= Exercise directions =
Only the lines from the one containing "Enumerate this chart's" to the end of the material are to be copied, exactly and in full; images stay out.

Figure dataset records:
>>>>

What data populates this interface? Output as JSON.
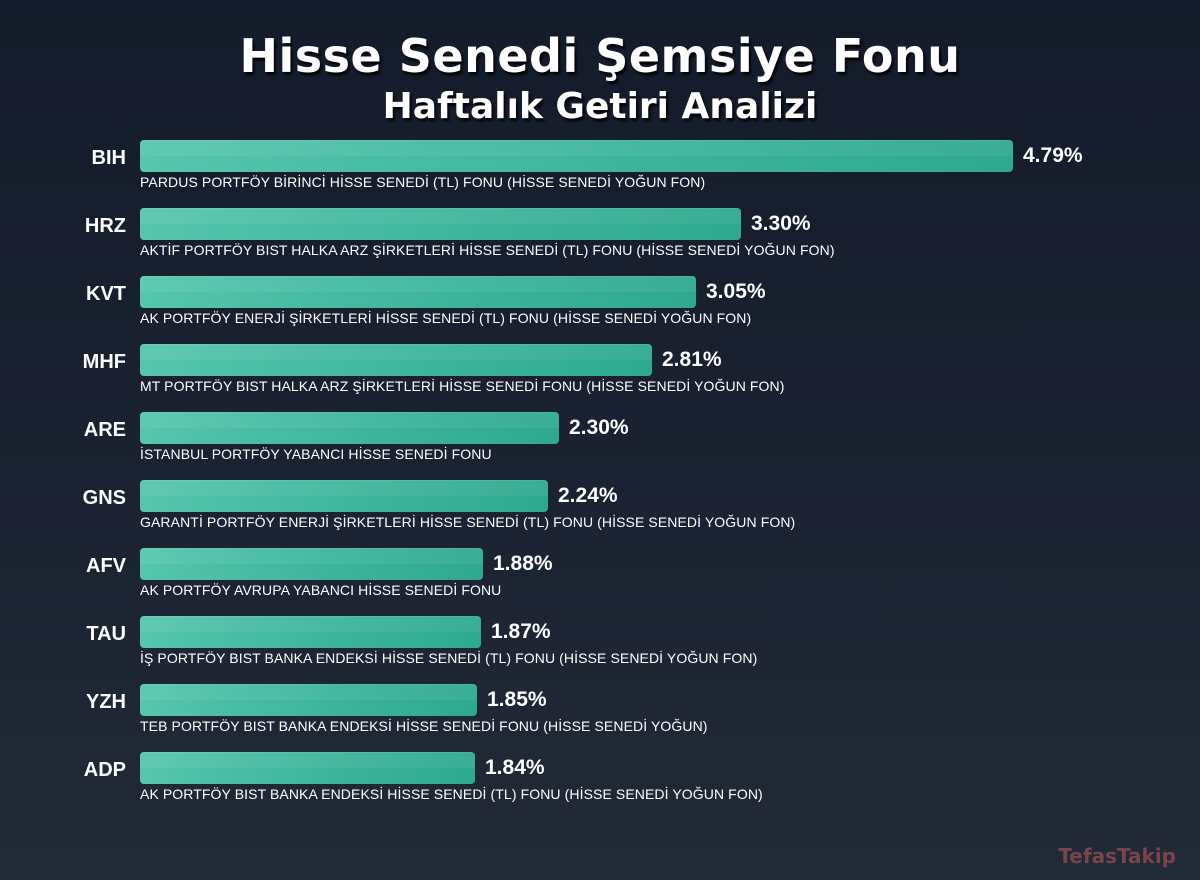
{
  "header": {
    "title": "Hisse Senedi Şemsiye Fonu",
    "subtitle": "Haftalık Getiri Analizi"
  },
  "watermark": "TefasTakip",
  "colors": {
    "background": "#1b2231",
    "bar": "#3db59c",
    "text": "#ffffff",
    "watermark": "#8a4a4e"
  },
  "chart_data": {
    "type": "bar",
    "orientation": "horizontal",
    "title": "Hisse Senedi Şemsiye Fonu",
    "subtitle": "Haftalık Getiri Analizi",
    "unit": "%",
    "xlim": [
      0,
      4.79
    ],
    "grid": false,
    "categories": [
      "BIH",
      "HRZ",
      "KVT",
      "MHF",
      "ARE",
      "GNS",
      "AFV",
      "TAU",
      "YZH",
      "ADP"
    ],
    "values": [
      4.79,
      3.3,
      3.05,
      2.81,
      2.3,
      2.24,
      1.88,
      1.87,
      1.85,
      1.84
    ],
    "value_labels": [
      "4.79%",
      "3.30%",
      "3.05%",
      "2.81%",
      "2.30%",
      "2.24%",
      "1.88%",
      "1.87%",
      "1.85%",
      "1.84%"
    ],
    "fund_names": [
      "PARDUS PORTFÖY BİRİNCİ HİSSE SENEDİ (TL) FONU (HİSSE SENEDİ YOĞUN FON)",
      "AKTİF PORTFÖY BIST HALKA ARZ ŞİRKETLERİ HİSSE SENEDİ (TL) FONU (HİSSE SENEDİ YOĞUN FON)",
      "AK PORTFÖY ENERJİ ŞİRKETLERİ HİSSE SENEDİ (TL) FONU (HİSSE SENEDİ YOĞUN FON)",
      "MT PORTFÖY BIST HALKA ARZ ŞİRKETLERİ HİSSE SENEDİ FONU (HİSSE SENEDİ YOĞUN FON)",
      "İSTANBUL PORTFÖY YABANCI HİSSE SENEDİ FONU",
      "GARANTİ PORTFÖY ENERJİ ŞİRKETLERİ HİSSE SENEDİ (TL) FONU (HİSSE SENEDİ YOĞUN FON)",
      "AK PORTFÖY AVRUPA YABANCI HİSSE SENEDİ FONU",
      "İŞ PORTFÖY BIST BANKA ENDEKSİ HİSSE SENEDİ (TL) FONU (HİSSE SENEDİ YOĞUN FON)",
      "TEB PORTFÖY BIST BANKA ENDEKSİ HİSSE SENEDİ FONU (HİSSE SENEDİ YOĞUN)",
      "AK PORTFÖY BIST BANKA ENDEKSİ HİSSE SENEDİ (TL) FONU (HİSSE SENEDİ YOĞUN FON)"
    ]
  }
}
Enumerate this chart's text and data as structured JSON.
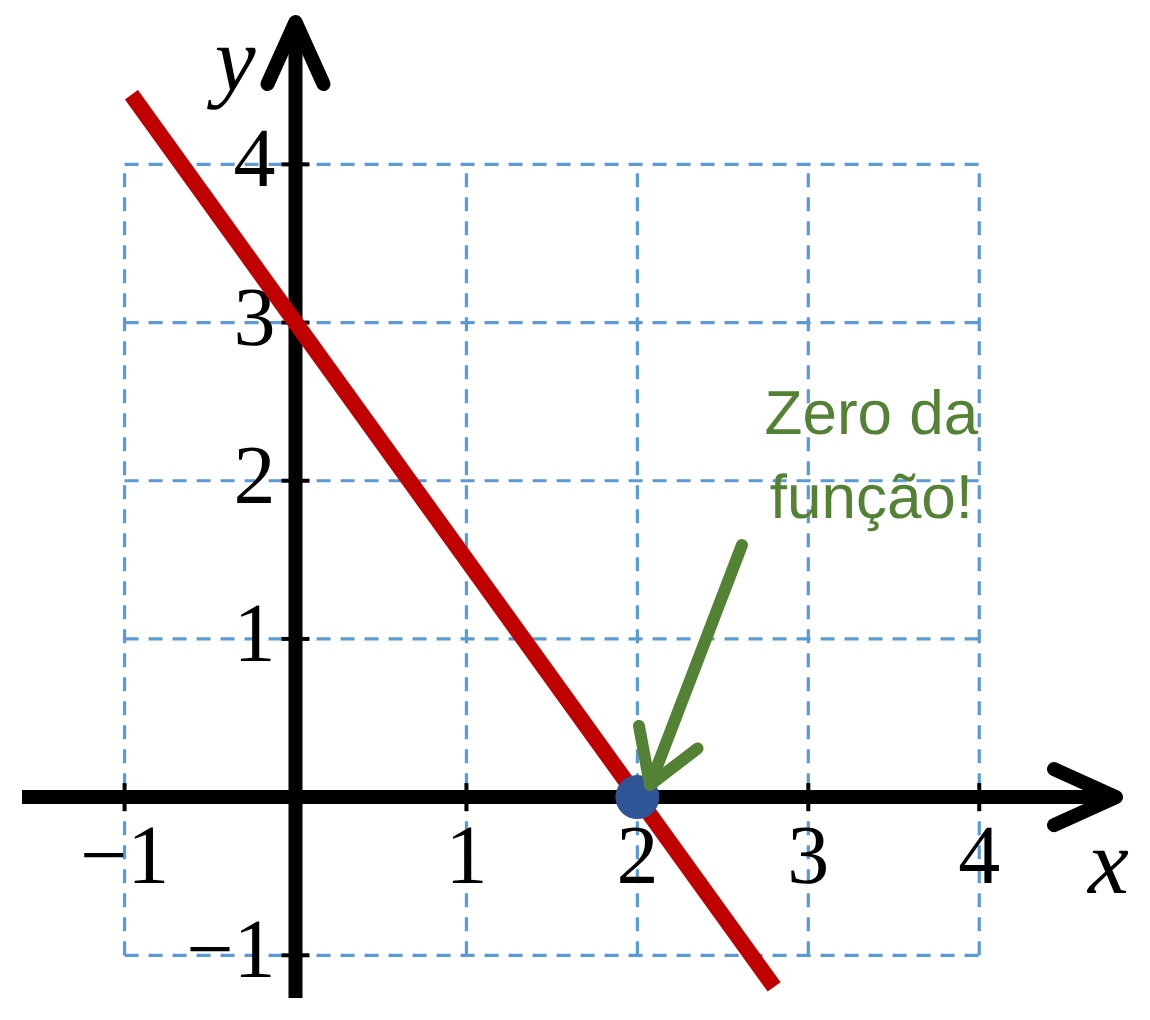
{
  "chart_data": {
    "type": "line",
    "xlabel": "x",
    "ylabel": "y",
    "xlim": [
      -1.6,
      4.8
    ],
    "ylim": [
      -1.27,
      4.9
    ],
    "xticks": [
      {
        "value": -1,
        "label": "−1"
      },
      1,
      2,
      3,
      4
    ],
    "yticks": [
      {
        "value": -1,
        "label": "−1"
      },
      1,
      2,
      3,
      4
    ],
    "grid": true,
    "annotations": [
      {
        "text": "Zero da função!",
        "x": 2,
        "y": 0
      }
    ],
    "series": [
      {
        "color": "#c00000",
        "x": [
          -0.96,
          2.8
        ],
        "values": [
          4.44,
          -1.2
        ],
        "marker": "none",
        "line_style": "solid"
      },
      {
        "type": "scatter",
        "color": "#2f5597",
        "x": [
          2
        ],
        "values": [
          0
        ],
        "marker": "circle"
      }
    ]
  }
}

<<<<

= Output for this task =
Enumerate this chart's text and data as structured JSON.
{
  "chart_data": {
    "type": "line",
    "xlabel": "x",
    "ylabel": "y",
    "xlim": [
      -1.6,
      4.8
    ],
    "ylim": [
      -1.27,
      4.9
    ],
    "xticks": [
      {
        "value": -1,
        "label": "−1"
      },
      1,
      2,
      3,
      4
    ],
    "yticks": [
      {
        "value": -1,
        "label": "−1"
      },
      1,
      2,
      3,
      4
    ],
    "grid": true,
    "annotations": [
      {
        "text": "Zero da função!",
        "x": 2,
        "y": 0
      }
    ],
    "series": [
      {
        "color": "#c00000",
        "x": [
          -0.96,
          2.8
        ],
        "values": [
          4.44,
          -1.2
        ],
        "marker": "none",
        "line_style": "solid"
      },
      {
        "type": "scatter",
        "color": "#2f5597",
        "x": [
          2
        ],
        "values": [
          0
        ],
        "marker": "circle"
      }
    ]
  }
}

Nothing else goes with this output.